--- begin ---

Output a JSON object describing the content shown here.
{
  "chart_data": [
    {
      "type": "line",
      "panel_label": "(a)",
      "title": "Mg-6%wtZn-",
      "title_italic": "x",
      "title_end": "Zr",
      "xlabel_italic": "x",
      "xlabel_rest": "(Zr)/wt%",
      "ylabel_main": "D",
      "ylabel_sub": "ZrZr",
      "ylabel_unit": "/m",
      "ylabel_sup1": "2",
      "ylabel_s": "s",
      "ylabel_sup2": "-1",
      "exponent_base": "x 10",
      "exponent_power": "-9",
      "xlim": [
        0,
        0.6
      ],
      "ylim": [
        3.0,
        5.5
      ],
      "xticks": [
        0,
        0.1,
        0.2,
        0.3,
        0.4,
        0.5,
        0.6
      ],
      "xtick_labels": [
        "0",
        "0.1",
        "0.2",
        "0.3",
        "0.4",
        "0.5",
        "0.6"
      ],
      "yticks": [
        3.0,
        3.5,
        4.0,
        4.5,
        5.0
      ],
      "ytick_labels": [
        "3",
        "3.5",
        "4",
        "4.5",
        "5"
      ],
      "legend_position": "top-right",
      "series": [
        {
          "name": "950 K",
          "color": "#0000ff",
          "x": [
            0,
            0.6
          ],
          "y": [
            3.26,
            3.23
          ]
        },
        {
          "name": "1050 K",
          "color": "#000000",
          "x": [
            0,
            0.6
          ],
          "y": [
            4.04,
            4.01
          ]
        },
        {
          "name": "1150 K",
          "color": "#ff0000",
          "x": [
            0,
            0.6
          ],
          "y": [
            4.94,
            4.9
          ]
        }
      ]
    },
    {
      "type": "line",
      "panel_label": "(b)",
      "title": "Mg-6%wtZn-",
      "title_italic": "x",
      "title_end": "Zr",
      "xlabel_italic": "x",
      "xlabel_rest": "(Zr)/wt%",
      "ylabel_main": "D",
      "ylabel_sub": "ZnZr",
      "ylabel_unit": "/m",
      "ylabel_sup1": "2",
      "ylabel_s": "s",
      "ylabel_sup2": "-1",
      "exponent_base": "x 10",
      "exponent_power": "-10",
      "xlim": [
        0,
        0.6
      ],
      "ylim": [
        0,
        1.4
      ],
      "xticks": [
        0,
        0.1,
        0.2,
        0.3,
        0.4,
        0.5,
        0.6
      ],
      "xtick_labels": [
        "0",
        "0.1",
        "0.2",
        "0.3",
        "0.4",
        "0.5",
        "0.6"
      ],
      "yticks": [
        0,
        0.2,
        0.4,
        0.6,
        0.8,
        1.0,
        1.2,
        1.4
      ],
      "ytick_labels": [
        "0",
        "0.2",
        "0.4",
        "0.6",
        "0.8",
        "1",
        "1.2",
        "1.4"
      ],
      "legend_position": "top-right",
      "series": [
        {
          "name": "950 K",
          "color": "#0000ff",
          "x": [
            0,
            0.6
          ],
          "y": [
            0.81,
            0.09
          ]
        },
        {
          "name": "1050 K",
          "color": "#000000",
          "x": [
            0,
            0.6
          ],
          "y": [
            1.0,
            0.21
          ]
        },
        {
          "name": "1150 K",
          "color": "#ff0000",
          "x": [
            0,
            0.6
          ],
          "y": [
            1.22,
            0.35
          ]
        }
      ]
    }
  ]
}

--- end ---

What is asked: Exactly as shown above, return every record.

Response to this exercise:
Output a JSON object describing the content shown here.
{
  "chart_data": [
    {
      "type": "line",
      "panel_label": "(a)",
      "title": "Mg-6%wtZn-",
      "title_italic": "x",
      "title_end": "Zr",
      "xlabel_italic": "x",
      "xlabel_rest": "(Zr)/wt%",
      "ylabel_main": "D",
      "ylabel_sub": "ZrZr",
      "ylabel_unit": "/m",
      "ylabel_sup1": "2",
      "ylabel_s": "s",
      "ylabel_sup2": "-1",
      "exponent_base": "x 10",
      "exponent_power": "-9",
      "xlim": [
        0,
        0.6
      ],
      "ylim": [
        3.0,
        5.5
      ],
      "xticks": [
        0,
        0.1,
        0.2,
        0.3,
        0.4,
        0.5,
        0.6
      ],
      "xtick_labels": [
        "0",
        "0.1",
        "0.2",
        "0.3",
        "0.4",
        "0.5",
        "0.6"
      ],
      "yticks": [
        3.0,
        3.5,
        4.0,
        4.5,
        5.0
      ],
      "ytick_labels": [
        "3",
        "3.5",
        "4",
        "4.5",
        "5"
      ],
      "legend_position": "top-right",
      "series": [
        {
          "name": "950 K",
          "color": "#0000ff",
          "x": [
            0,
            0.6
          ],
          "y": [
            3.26,
            3.23
          ]
        },
        {
          "name": "1050 K",
          "color": "#000000",
          "x": [
            0,
            0.6
          ],
          "y": [
            4.04,
            4.01
          ]
        },
        {
          "name": "1150 K",
          "color": "#ff0000",
          "x": [
            0,
            0.6
          ],
          "y": [
            4.94,
            4.9
          ]
        }
      ]
    },
    {
      "type": "line",
      "panel_label": "(b)",
      "title": "Mg-6%wtZn-",
      "title_italic": "x",
      "title_end": "Zr",
      "xlabel_italic": "x",
      "xlabel_rest": "(Zr)/wt%",
      "ylabel_main": "D",
      "ylabel_sub": "ZnZr",
      "ylabel_unit": "/m",
      "ylabel_sup1": "2",
      "ylabel_s": "s",
      "ylabel_sup2": "-1",
      "exponent_base": "x 10",
      "exponent_power": "-10",
      "xlim": [
        0,
        0.6
      ],
      "ylim": [
        0,
        1.4
      ],
      "xticks": [
        0,
        0.1,
        0.2,
        0.3,
        0.4,
        0.5,
        0.6
      ],
      "xtick_labels": [
        "0",
        "0.1",
        "0.2",
        "0.3",
        "0.4",
        "0.5",
        "0.6"
      ],
      "yticks": [
        0,
        0.2,
        0.4,
        0.6,
        0.8,
        1.0,
        1.2,
        1.4
      ],
      "ytick_labels": [
        "0",
        "0.2",
        "0.4",
        "0.6",
        "0.8",
        "1",
        "1.2",
        "1.4"
      ],
      "legend_position": "top-right",
      "series": [
        {
          "name": "950 K",
          "color": "#0000ff",
          "x": [
            0,
            0.6
          ],
          "y": [
            0.81,
            0.09
          ]
        },
        {
          "name": "1050 K",
          "color": "#000000",
          "x": [
            0,
            0.6
          ],
          "y": [
            1.0,
            0.21
          ]
        },
        {
          "name": "1150 K",
          "color": "#ff0000",
          "x": [
            0,
            0.6
          ],
          "y": [
            1.22,
            0.35
          ]
        }
      ]
    }
  ]
}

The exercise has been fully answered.